## THE TASK:
Every entry below should be printed exactly, without its images.

## RECORDS TO USE:

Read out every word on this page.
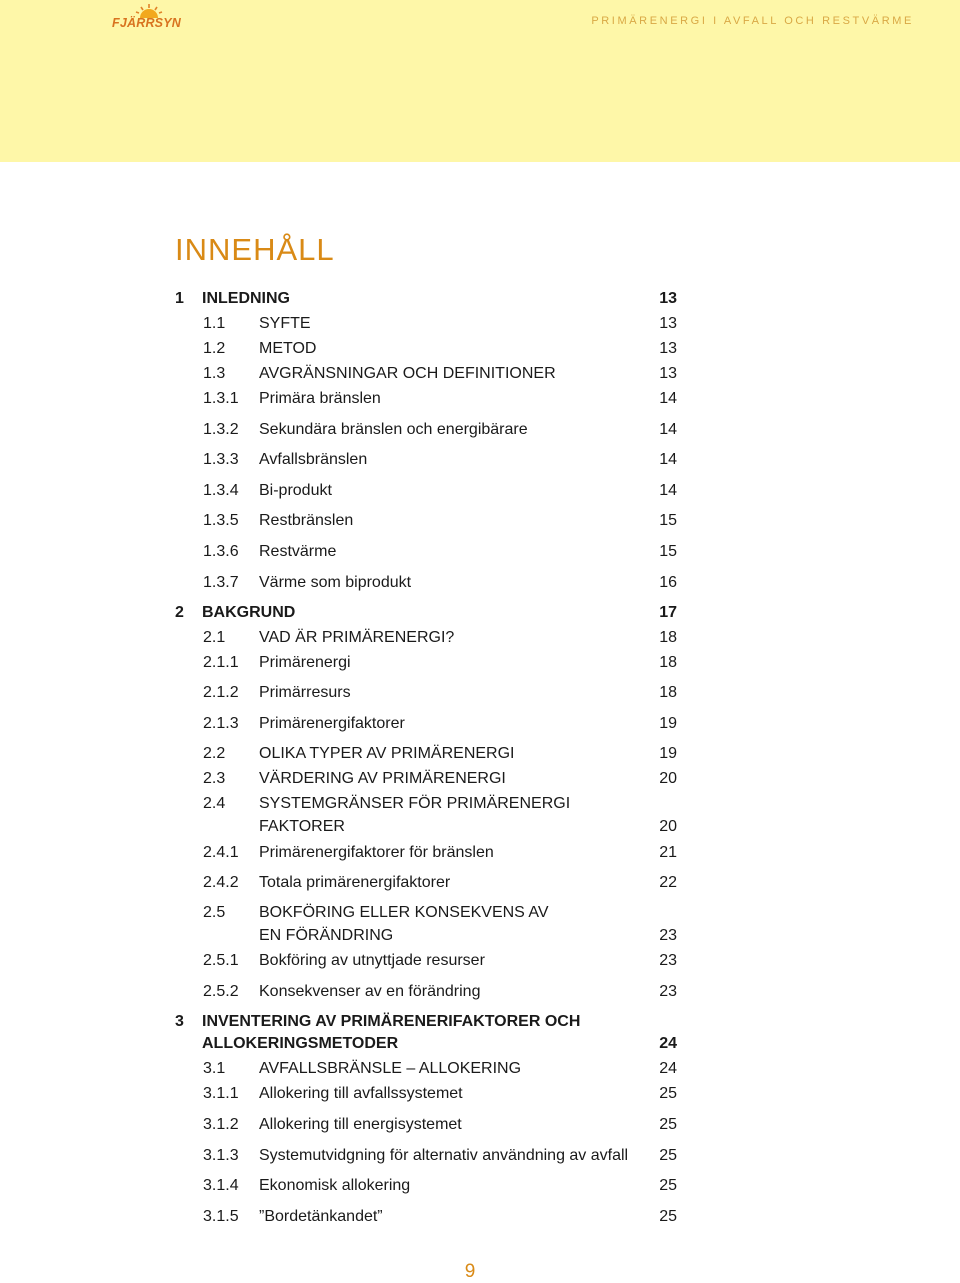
FJÄRRSYN	PRIMÄRENERGI I AVFALL OCH RESTVÄRME
INNEHÅLL
1 INLEDNING	13
1.1 SYFTE	13
1.2 METOD	13
1.3 AVGRÄNSNINGAR OCH DEFINITIONER	13
1.3.1 Primära bränslen	14
1.3.2 Sekundära bränslen och energibärare	14
1.3.3 Avfallsbränslen	14
1.3.4 Bi-produkt	14
1.3.5 Restbränslen	15
1.3.6 Restvärme	15
1.3.7 Värme som biprodukt	16
2 BAKGRUND	17
2.1 VAD ÄR PRIMÄRENERGI?	18
2.1.1 Primärenergi	18
2.1.2 Primärresurs	18
2.1.3 Primärenergifaktorer	19
2.2 OLIKA TYPER AV PRIMÄRENERGI	19
2.3 VÄRDERING AV PRIMÄRENERGI	20
2.4 SYSTEMGRÄNSER FÖR PRIMÄRENERGI
FAKTORER	20
2.4.1 Primärenergifaktorer för bränslen	21
2.4.2 Totala primärenergifaktorer	22
2.5 BOKFÖRING ELLER KONSEKVENS AV
EN FÖRÄNDRING	23
2.5.1 Bokföring av utnyttjade resurser	23
2.5.2 Konsekvenser av en förändring	23
3 INVENTERING AV PRIMÄRENERIFAKTORER OCH
ALLOKERINGSMETODER	24
3.1 AVFALLSBRÄNSLE – ALLOKERING	24
3.1.1 Allokering till avfallssystemet	25
3.1.2 Allokering till energisystemet	25
3.1.3 Systemutvidgning för alternativ användning av avfall	25
3.1.4 Ekonomisk allokering	25
3.1.5 ”Bordetänkandet”	25
9
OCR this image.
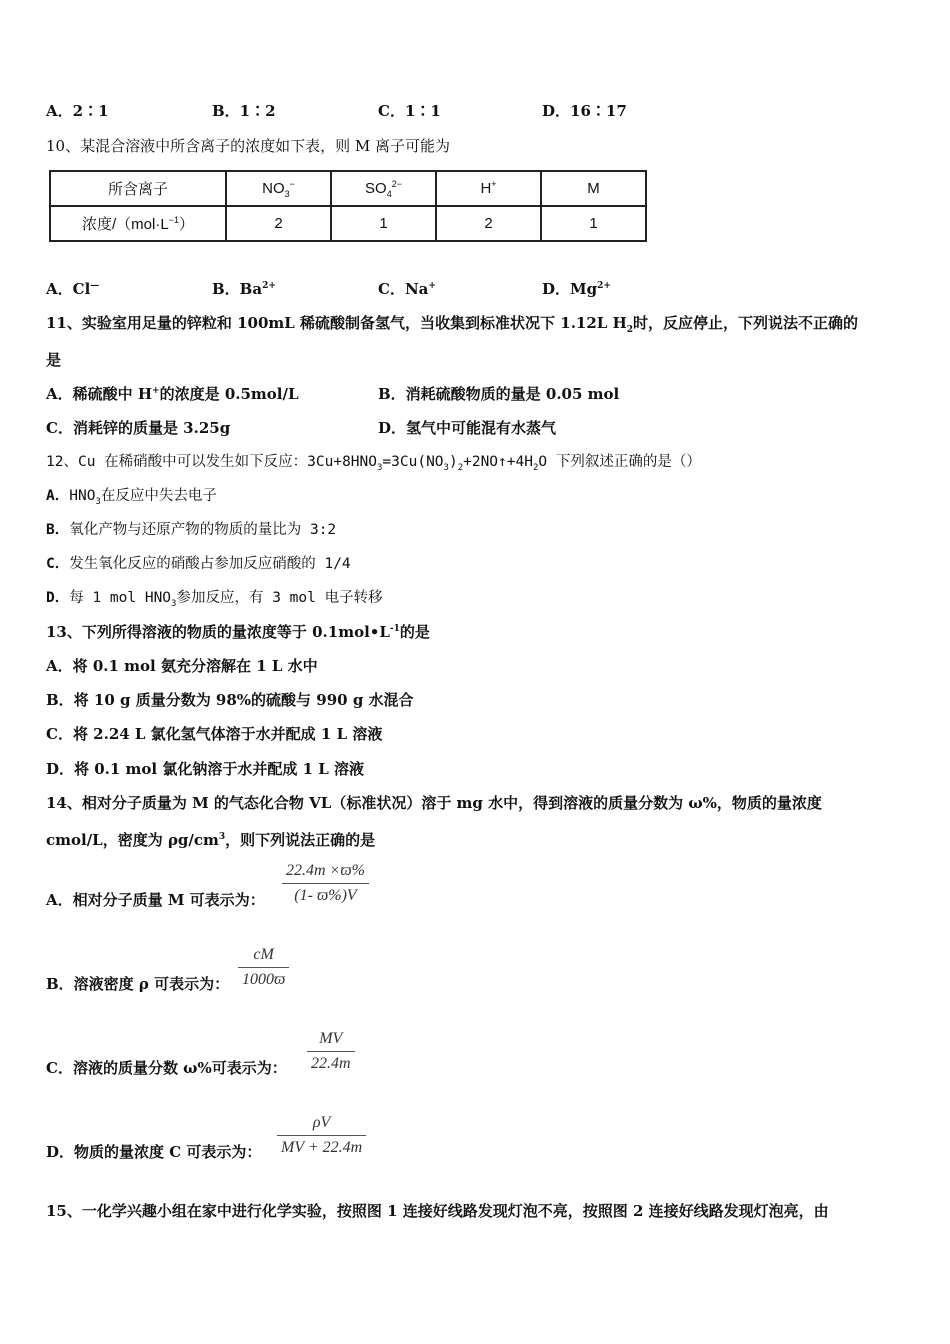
A．2∶1	B．1∶2	C．1∶1	D．16∶17
10、某混合溶液中所含离子的浓度如下表，则 M 离子可能为
所含离子	$NO_3^-$	$SO_4^{2-}$	H+	M
浓度$/(mol\cdot L^{-1})$	2	1	2	1
A．Cl—	B．$Ba^{2+}$	C．Na+	D．$Mg^{2+}$
11、实验室用足量的锌粒和 100mL 稀硫酸制备氢气，当收集到标准状况下 1.12L $H_2$时，反应停止，下列说法不正确的
是
A．稀硫酸中 H+的浓度是 0.5mol/L	B．消耗硫酸物质的量是 0.05 mol
C．消耗锌的质量是 3.25g	D．氢气中可能混有水蒸气
12、Cu 在稀硝酸中可以发生如下反应：$3Cu+8HNO_3=3Cu(NO_3)_2+2NO↑+4H_2O$ 下列叙述正确的是（）
A．$HNO_3$在反应中失去电子
B．氧化产物与还原产物的物质的量比为 3:2
C．发生氧化反应的硝酸占参加反应硝酸的 1/4
D．每 1 mol $HNO_3$参加反应，有 3 mol 电子转移
13、下列所得溶液的物质的量浓度等于 $0.1mol•L^{-1}$的是
A．将 0.1 mol 氨充分溶解在 1 L 水中
B．将 10 g 质量分数为 98%的硫酸与 990 g 水混合
C．将 2.24 L 氯化氢气体溶于水并配成 1 L 溶液
D．将 0.1 mol 氯化钠溶于水并配成 1 L 溶液
14、相对分子质量为 M 的气态化合物 VL（标准状况）溶于 mg 水中，得到溶液的质量分数为 ω%，物质的量浓度
cmol/L，密度为 $\rho g/cm^3$，则下列说法正确的是
A．相对分子质量 M 可表示为： $\frac{22.4m \times ϖ\%}{(1- ϖ\%)V}$
B．溶液密度 ρ 可表示为： $\frac{cM}{1000ϖ}$
C．溶液的质量分数 ω%可表示为： $\frac{MV}{22.4m}$
D．物质的量浓度 C 可表示为： $\frac{\rho V}{MV + 22.4m}$
15、一化学兴趣小组在家中进行化学实验，按照图 1 连接好线路发现灯泡不亮，按照图 2 连接好线路发现灯泡亮，由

## EXPECTED ANSWER:
Read out every word on this page.
FJÄRRSYN	PRIMÄRENERGI I AVFALL OCH RESTVÄRME
INNEHÅLL
1 INLEDNING	13
1.1 SYFTE	13
1.2 METOD	13
1.3 AVGRÄNSNINGAR OCH DEFINITIONER	13
1.3.1 Primära bränslen	14
1.3.2 Sekundära bränslen och energibärare	14
1.3.3 Avfallsbränslen	14
1.3.4 Bi-produkt	14
1.3.5 Restbränslen	15
1.3.6 Restvärme	15
1.3.7 Värme som biprodukt	16
2 BAKGRUND	17
2.1 VAD ÄR PRIMÄRENERGI?	18
2.1.1 Primärenergi	18
2.1.2 Primärresurs	18
2.1.3 Primärenergifaktorer	19
2.2 OLIKA TYPER AV PRIMÄRENERGI	19
2.3 VÄRDERING AV PRIMÄRENERGI	20
2.4 SYSTEMGRÄNSER FÖR PRIMÄRENERGI
FAKTORER	20
2.4.1 Primärenergifaktorer för bränslen	21
2.4.2 Totala primärenergifaktorer	22
2.5 BOKFÖRING ELLER KONSEKVENS AV
EN FÖRÄNDRING	23
2.5.1 Bokföring av utnyttjade resurser	23
2.5.2 Konsekvenser av en förändring	23
3 INVENTERING AV PRIMÄRENERIFAKTORER OCH
ALLOKERINGSMETODER	24
3.1 AVFALLSBRÄNSLE – ALLOKERING	24
3.1.1 Allokering till avfallssystemet	25
3.1.2 Allokering till energisystemet	25
3.1.3 Systemutvidgning för alternativ användning av avfall	25
3.1.4 Ekonomisk allokering	25
3.1.5 ”Bordetänkandet”	25
9
OCR this image.
A．2∶1	B．1∶2	C．1∶1	D．16∶17
10、某混合溶液中所含离子的浓度如下表，则 M 离子可能为
所含离子	$NO_3^-$	$SO_4^{2-}$	H+	M
浓度$/(mol\cdot L^{-1})$	2	1	2	1
A．Cl—	B．$Ba^{2+}$	C．Na+	D．$Mg^{2+}$
11、实验室用足量的锌粒和 100mL 稀硫酸制备氢气，当收集到标准状况下 1.12L $H_2$时，反应停止，下列说法不正确的
是
A．稀硫酸中 H+的浓度是 0.5mol/L	B．消耗硫酸物质的量是 0.05 mol
C．消耗锌的质量是 3.25g	D．氢气中可能混有水蒸气
12、Cu 在稀硝酸中可以发生如下反应：$3Cu+8HNO_3=3Cu(NO_3)_2+2NO↑+4H_2O$ 下列叙述正确的是（）
A．$HNO_3$在反应中失去电子
B．氧化产物与还原产物的物质的量比为 3:2
C．发生氧化反应的硝酸占参加反应硝酸的 1/4
D．每 1 mol $HNO_3$参加反应，有 3 mol 电子转移
13、下列所得溶液的物质的量浓度等于 $0.1mol•L^{-1}$的是
A．将 0.1 mol 氨充分溶解在 1 L 水中
B．将 10 g 质量分数为 98%的硫酸与 990 g 水混合
C．将 2.24 L 氯化氢气体溶于水并配成 1 L 溶液
D．将 0.1 mol 氯化钠溶于水并配成 1 L 溶液
14、相对分子质量为 M 的气态化合物 VL（标准状况）溶于 mg 水中，得到溶液的质量分数为 ω%，物质的量浓度
cmol/L，密度为 $\rho g/cm^3$，则下列说法正确的是
A．相对分子质量 M 可表示为： $\frac{22.4m \times ϖ\%}{(1- ϖ\%)V}$
B．溶液密度 ρ 可表示为： $\frac{cM}{1000ϖ}$
C．溶液的质量分数 ω%可表示为： $\frac{MV}{22.4m}$
D．物质的量浓度 C 可表示为： $\frac{\rho V}{MV + 22.4m}$
15、一化学兴趣小组在家中进行化学实验，按照图 1 连接好线路发现灯泡不亮，按照图 2 连接好线路发现灯泡亮，由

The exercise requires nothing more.